Do this |
Going through the material below, please gather all lines with the word "without" in them.

[Figure content listings]
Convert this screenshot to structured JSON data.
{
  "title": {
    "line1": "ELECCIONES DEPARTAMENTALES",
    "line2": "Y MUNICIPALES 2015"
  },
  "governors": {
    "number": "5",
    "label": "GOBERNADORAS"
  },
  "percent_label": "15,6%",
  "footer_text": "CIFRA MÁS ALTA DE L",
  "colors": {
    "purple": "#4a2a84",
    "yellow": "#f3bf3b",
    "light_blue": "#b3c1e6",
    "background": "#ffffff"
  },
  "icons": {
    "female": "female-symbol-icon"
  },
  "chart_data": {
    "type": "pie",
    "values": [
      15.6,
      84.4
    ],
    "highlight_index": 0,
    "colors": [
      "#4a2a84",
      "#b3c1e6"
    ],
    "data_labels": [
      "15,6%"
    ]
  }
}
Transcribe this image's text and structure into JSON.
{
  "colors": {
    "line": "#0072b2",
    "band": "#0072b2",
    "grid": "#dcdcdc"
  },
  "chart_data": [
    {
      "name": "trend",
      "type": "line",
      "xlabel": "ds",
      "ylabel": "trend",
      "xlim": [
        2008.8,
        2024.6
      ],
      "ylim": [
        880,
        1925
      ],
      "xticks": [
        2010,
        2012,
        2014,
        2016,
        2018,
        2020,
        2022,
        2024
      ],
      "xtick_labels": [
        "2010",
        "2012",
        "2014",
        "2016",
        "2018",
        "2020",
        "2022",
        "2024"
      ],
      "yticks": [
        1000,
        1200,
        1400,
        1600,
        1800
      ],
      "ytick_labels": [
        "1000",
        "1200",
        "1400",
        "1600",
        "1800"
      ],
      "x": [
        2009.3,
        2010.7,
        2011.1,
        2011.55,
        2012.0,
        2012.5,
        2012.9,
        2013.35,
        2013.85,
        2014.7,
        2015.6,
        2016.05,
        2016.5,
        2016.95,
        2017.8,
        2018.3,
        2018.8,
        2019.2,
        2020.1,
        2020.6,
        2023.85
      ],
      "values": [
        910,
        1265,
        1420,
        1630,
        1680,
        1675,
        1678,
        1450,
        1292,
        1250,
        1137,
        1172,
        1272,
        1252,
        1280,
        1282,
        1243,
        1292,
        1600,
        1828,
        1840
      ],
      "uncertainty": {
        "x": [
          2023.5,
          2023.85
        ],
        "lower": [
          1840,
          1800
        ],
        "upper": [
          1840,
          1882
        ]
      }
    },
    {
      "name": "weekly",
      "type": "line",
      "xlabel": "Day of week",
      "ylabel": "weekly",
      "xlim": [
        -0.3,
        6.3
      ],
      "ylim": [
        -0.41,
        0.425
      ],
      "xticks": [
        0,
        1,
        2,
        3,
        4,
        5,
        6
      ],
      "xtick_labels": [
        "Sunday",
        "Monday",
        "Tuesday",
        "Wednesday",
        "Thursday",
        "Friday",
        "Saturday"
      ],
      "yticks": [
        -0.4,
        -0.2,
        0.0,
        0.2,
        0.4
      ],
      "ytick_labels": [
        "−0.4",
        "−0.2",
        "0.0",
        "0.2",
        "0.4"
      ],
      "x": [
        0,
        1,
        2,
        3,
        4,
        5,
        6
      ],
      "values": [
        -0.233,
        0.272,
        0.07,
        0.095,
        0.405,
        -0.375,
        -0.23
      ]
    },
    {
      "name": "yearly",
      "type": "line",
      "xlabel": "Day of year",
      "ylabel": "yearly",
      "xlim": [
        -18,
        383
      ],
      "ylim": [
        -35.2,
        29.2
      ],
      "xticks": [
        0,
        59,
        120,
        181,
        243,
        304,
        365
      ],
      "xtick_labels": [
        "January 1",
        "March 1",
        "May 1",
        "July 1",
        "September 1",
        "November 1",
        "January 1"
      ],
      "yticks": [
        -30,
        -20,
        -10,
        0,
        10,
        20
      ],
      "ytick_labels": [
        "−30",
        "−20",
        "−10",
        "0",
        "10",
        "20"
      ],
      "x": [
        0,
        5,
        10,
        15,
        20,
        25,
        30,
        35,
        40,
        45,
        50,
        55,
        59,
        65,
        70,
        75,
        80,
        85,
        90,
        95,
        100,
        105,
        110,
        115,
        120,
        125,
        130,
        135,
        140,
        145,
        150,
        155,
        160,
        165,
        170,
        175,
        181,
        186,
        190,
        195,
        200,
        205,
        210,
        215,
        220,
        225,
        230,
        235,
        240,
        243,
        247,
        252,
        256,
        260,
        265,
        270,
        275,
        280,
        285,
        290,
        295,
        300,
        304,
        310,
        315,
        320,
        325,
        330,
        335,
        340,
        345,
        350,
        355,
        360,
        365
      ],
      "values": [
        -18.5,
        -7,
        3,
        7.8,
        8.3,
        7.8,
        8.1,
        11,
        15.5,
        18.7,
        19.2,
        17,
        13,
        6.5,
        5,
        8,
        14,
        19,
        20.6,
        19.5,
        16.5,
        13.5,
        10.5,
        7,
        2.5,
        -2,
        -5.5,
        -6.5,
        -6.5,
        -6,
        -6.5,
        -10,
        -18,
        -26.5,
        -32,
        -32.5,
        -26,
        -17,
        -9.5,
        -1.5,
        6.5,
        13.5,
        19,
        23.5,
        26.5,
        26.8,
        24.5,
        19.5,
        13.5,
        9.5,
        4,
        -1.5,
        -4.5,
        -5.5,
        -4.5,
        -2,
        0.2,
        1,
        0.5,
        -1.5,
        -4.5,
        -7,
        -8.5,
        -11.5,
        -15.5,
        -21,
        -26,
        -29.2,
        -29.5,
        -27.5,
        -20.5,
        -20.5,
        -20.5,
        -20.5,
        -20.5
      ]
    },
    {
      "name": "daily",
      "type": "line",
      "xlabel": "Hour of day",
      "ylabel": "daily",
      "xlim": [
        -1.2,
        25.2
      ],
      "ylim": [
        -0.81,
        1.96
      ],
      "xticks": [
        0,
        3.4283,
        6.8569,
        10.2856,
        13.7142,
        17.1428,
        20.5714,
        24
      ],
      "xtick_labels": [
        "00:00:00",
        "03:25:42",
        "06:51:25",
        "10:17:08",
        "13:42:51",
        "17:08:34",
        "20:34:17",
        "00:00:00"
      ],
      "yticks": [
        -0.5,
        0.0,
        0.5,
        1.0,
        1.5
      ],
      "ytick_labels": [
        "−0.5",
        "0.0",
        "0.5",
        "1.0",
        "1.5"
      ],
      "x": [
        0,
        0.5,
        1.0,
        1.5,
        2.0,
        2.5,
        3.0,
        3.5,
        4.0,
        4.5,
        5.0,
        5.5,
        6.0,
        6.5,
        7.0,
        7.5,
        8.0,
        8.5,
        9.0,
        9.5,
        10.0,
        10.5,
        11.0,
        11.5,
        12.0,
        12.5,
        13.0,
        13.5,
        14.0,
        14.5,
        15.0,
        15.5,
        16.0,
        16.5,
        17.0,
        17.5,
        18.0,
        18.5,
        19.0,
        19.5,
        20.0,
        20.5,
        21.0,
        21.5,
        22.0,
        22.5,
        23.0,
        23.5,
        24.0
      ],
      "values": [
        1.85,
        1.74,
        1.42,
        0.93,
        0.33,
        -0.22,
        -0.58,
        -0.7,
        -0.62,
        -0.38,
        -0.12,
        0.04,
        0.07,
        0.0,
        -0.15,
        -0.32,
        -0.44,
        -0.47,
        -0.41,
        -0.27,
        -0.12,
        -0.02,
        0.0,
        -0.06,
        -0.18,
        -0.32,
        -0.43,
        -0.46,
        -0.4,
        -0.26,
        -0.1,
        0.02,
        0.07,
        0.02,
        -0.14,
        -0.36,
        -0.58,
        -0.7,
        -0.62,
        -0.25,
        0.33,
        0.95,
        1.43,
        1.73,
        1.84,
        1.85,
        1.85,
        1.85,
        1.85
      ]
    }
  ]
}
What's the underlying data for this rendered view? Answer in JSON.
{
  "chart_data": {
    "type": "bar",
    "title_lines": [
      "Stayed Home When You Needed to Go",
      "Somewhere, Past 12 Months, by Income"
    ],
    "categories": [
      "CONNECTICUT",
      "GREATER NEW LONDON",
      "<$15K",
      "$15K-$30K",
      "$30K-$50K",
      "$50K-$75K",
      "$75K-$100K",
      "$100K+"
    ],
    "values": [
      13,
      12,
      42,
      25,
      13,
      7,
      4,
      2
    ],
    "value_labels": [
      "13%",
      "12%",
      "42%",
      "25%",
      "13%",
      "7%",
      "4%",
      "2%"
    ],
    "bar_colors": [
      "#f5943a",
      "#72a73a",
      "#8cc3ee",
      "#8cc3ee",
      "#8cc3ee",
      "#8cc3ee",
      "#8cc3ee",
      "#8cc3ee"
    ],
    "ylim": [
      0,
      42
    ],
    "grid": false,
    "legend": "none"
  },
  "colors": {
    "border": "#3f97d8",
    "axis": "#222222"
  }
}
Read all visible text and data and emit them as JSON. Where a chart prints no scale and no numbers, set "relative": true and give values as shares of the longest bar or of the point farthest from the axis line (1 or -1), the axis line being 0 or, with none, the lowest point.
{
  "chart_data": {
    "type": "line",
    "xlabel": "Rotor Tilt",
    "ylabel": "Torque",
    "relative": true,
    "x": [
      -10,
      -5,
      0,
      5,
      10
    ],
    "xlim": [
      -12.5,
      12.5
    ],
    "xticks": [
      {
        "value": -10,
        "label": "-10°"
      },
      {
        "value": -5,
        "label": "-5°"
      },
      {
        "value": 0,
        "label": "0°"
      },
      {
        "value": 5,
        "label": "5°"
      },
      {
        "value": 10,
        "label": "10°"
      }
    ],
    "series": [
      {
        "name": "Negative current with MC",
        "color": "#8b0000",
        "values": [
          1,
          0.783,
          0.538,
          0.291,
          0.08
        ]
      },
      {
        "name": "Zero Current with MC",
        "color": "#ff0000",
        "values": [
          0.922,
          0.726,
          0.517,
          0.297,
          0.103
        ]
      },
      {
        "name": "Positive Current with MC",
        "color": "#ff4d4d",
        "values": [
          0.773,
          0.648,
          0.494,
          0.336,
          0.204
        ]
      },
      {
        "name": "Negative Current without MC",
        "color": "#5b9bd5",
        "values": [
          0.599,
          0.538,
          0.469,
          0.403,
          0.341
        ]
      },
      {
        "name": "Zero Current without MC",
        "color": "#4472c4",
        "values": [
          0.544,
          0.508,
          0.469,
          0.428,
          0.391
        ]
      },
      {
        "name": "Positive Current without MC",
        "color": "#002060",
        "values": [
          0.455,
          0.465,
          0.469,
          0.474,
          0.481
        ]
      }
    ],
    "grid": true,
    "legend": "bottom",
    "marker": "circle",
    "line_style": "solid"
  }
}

Worked answer |
        "name": "Negative Current without MC",
        "name": "Zero Current without MC",
        "name": "Positive Current without MC",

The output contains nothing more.